◆ TASK DETAILS
Write every entry out again exactly, please, and skip the pictures.

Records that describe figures
----

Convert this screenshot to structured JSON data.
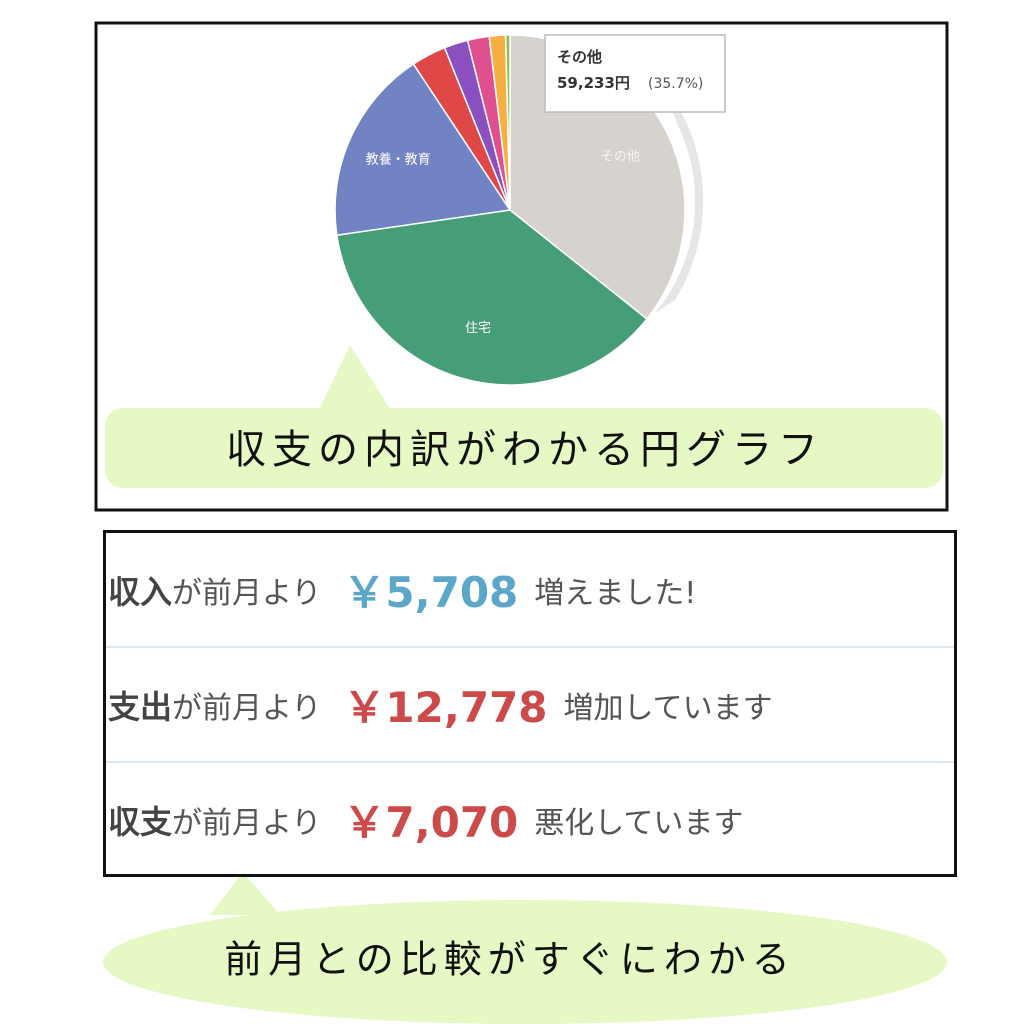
{
  "chart_data": {
    "type": "pie",
    "categories": [
      "その他",
      "住宅",
      "教養・教育",
      null,
      null,
      null,
      null,
      null
    ],
    "values": [
      35.7,
      37,
      18,
      3.2,
      2.2,
      2,
      1.5,
      0.4
    ],
    "colors": [
      "#d6d3ce",
      "#459e77",
      "#7283c3",
      "#e04848",
      "#8c4fbf",
      "#e0508f",
      "#f5b041",
      "#8cc152"
    ],
    "tooltip": {
      "title": "その他",
      "amount": "59,233円",
      "percent": "(35.7%)"
    }
  },
  "callouts": [
    "収支の内訳がわかる円グラフ",
    "前月との比較がすぐにわかる"
  ],
  "comparison": {
    "rows": [
      {
        "subject": "収入",
        "connector": "が前月より",
        "amount": "￥5,708",
        "message": "増えました!",
        "color": "#5ba6c9"
      },
      {
        "subject": "支出",
        "connector": "が前月より",
        "amount": "￥12,778",
        "message": "増加しています",
        "color": "#cc4a4a"
      },
      {
        "subject": "収支",
        "connector": "が前月より",
        "amount": "￥7,070",
        "message": "悪化しています",
        "color": "#cc4a4a"
      }
    ]
  }
}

----

◆ COMPLETE RESPONSE
Convert this screenshot to structured JSON data.
{
  "chart_data": {
    "type": "pie",
    "categories": [
      "その他",
      "住宅",
      "教養・教育",
      null,
      null,
      null,
      null,
      null
    ],
    "values": [
      35.7,
      37,
      18,
      3.2,
      2.2,
      2,
      1.5,
      0.4
    ],
    "colors": [
      "#d6d3ce",
      "#459e77",
      "#7283c3",
      "#e04848",
      "#8c4fbf",
      "#e0508f",
      "#f5b041",
      "#8cc152"
    ],
    "tooltip": {
      "title": "その他",
      "amount": "59,233円",
      "percent": "(35.7%)"
    }
  },
  "callouts": [
    "収支の内訳がわかる円グラフ",
    "前月との比較がすぐにわかる"
  ],
  "comparison": {
    "rows": [
      {
        "subject": "収入",
        "connector": "が前月より",
        "amount": "￥5,708",
        "message": "増えました!",
        "color": "#5ba6c9"
      },
      {
        "subject": "支出",
        "connector": "が前月より",
        "amount": "￥12,778",
        "message": "増加しています",
        "color": "#cc4a4a"
      },
      {
        "subject": "収支",
        "connector": "が前月より",
        "amount": "￥7,070",
        "message": "悪化しています",
        "color": "#cc4a4a"
      }
    ]
  }
}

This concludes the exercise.